→ Given instruction
Copy whichever lines contain the string "content".
• • •
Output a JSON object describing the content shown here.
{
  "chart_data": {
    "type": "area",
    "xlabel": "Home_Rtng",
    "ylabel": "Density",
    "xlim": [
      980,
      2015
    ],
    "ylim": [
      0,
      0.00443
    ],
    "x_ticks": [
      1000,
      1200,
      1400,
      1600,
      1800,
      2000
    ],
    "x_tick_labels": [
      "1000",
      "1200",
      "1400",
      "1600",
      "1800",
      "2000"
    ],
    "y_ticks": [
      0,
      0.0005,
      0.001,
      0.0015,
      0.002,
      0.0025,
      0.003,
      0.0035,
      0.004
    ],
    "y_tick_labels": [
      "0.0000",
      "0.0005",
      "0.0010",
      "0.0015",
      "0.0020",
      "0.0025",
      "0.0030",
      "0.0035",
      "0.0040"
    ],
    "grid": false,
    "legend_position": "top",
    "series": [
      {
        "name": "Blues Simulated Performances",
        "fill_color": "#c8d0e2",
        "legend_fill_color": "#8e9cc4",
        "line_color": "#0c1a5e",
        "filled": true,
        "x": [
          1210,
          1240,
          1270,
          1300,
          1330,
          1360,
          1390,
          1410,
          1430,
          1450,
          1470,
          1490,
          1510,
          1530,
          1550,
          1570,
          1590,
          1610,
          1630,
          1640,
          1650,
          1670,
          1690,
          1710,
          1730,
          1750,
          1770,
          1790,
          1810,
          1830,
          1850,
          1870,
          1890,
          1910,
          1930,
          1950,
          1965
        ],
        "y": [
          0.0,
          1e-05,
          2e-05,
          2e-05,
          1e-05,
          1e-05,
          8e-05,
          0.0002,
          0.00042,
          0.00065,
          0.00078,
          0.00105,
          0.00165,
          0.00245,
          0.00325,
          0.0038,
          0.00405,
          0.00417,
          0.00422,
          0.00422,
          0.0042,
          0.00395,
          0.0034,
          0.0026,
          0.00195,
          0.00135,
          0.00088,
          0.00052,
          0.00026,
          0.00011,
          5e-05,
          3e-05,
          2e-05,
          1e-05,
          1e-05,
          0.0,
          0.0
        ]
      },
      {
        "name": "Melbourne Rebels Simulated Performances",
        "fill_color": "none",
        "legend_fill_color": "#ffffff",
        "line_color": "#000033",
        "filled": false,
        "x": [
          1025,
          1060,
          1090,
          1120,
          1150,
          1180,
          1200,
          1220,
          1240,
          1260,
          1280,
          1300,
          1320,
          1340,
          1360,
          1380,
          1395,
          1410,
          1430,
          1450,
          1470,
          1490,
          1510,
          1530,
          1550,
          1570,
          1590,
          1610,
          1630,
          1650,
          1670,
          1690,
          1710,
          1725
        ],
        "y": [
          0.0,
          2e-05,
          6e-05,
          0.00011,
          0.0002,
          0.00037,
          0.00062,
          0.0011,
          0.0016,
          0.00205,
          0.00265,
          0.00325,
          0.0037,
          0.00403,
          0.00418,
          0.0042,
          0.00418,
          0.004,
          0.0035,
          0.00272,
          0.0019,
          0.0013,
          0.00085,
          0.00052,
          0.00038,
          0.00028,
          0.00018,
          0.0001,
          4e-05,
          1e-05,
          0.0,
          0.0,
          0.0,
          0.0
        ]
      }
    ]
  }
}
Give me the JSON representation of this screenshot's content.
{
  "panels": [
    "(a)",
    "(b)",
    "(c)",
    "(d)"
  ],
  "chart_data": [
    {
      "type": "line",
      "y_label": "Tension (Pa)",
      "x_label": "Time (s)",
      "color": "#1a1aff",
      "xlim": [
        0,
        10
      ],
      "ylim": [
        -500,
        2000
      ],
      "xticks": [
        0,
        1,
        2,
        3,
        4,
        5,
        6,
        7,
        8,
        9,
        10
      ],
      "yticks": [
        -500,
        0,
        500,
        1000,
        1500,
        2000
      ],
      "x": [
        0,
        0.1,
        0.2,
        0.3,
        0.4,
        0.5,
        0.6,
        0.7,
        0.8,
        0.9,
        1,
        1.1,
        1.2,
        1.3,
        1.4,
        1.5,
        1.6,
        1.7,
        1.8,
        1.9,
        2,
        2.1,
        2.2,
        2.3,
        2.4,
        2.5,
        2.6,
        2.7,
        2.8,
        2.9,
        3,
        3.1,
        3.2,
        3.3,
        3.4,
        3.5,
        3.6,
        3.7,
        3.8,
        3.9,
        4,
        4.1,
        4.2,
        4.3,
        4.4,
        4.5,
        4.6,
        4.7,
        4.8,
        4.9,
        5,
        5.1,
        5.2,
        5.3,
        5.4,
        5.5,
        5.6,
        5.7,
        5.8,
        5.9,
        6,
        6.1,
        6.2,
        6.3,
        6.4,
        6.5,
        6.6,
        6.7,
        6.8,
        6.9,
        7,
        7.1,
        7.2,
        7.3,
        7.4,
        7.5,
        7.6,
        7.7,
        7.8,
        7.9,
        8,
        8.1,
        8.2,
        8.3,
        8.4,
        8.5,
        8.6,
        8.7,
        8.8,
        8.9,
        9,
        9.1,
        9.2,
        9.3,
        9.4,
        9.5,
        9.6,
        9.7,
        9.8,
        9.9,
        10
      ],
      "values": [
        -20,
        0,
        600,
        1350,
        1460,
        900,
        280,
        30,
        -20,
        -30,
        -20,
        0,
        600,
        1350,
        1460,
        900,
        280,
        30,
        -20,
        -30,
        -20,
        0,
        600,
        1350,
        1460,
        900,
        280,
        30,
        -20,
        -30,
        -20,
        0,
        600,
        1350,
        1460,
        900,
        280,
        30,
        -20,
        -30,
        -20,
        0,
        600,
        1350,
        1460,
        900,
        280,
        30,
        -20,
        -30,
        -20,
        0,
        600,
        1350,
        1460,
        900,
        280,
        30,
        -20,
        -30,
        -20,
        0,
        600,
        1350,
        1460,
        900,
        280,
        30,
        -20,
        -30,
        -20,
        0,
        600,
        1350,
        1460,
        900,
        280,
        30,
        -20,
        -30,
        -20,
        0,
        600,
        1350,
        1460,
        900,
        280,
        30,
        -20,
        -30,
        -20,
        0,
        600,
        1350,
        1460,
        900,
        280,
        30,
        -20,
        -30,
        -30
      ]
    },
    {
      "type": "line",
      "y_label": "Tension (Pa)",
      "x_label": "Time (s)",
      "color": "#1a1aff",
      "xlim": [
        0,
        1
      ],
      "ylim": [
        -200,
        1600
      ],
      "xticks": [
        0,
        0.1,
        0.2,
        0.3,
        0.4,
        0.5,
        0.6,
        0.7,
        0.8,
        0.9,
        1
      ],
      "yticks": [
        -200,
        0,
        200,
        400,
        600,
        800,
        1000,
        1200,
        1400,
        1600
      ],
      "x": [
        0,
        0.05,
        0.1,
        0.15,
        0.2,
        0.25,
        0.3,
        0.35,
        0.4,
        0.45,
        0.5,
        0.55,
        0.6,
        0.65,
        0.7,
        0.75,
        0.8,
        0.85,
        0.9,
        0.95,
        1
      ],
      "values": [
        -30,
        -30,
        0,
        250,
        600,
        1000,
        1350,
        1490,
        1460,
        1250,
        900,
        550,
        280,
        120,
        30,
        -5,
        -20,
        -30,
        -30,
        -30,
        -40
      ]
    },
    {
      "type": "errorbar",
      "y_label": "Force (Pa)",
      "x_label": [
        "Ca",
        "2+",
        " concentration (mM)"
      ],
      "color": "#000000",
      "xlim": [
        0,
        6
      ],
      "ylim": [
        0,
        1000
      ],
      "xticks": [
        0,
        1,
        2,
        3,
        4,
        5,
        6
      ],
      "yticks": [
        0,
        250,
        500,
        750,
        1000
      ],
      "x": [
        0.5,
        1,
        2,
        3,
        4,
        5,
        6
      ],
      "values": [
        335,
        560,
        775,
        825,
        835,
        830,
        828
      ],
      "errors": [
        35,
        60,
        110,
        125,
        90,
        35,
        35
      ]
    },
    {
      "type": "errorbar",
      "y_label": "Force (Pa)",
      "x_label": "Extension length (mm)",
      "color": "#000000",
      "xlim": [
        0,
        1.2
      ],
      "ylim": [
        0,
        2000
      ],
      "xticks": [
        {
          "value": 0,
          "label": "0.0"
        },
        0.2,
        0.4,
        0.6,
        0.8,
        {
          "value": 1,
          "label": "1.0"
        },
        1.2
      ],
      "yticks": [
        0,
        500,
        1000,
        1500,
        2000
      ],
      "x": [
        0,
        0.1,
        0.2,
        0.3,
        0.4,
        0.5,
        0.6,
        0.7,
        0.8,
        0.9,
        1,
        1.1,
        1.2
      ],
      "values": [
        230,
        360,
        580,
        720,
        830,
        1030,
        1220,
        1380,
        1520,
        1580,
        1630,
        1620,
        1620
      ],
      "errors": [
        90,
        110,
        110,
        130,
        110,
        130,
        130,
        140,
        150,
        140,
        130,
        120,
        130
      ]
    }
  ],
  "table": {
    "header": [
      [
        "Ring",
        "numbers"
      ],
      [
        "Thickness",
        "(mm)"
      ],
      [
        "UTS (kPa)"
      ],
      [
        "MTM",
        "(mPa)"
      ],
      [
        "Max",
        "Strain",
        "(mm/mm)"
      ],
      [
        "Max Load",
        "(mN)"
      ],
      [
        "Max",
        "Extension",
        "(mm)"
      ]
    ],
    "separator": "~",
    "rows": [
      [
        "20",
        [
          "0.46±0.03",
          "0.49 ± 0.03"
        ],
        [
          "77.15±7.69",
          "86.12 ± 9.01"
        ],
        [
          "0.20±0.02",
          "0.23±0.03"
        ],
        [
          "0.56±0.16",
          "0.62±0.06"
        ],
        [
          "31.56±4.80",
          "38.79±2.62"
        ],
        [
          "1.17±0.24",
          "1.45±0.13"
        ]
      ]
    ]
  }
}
• • •
→ Output of the exercise
Output a JSON object describing the content shown here.
Give me the JSON representation of this screenshot's content.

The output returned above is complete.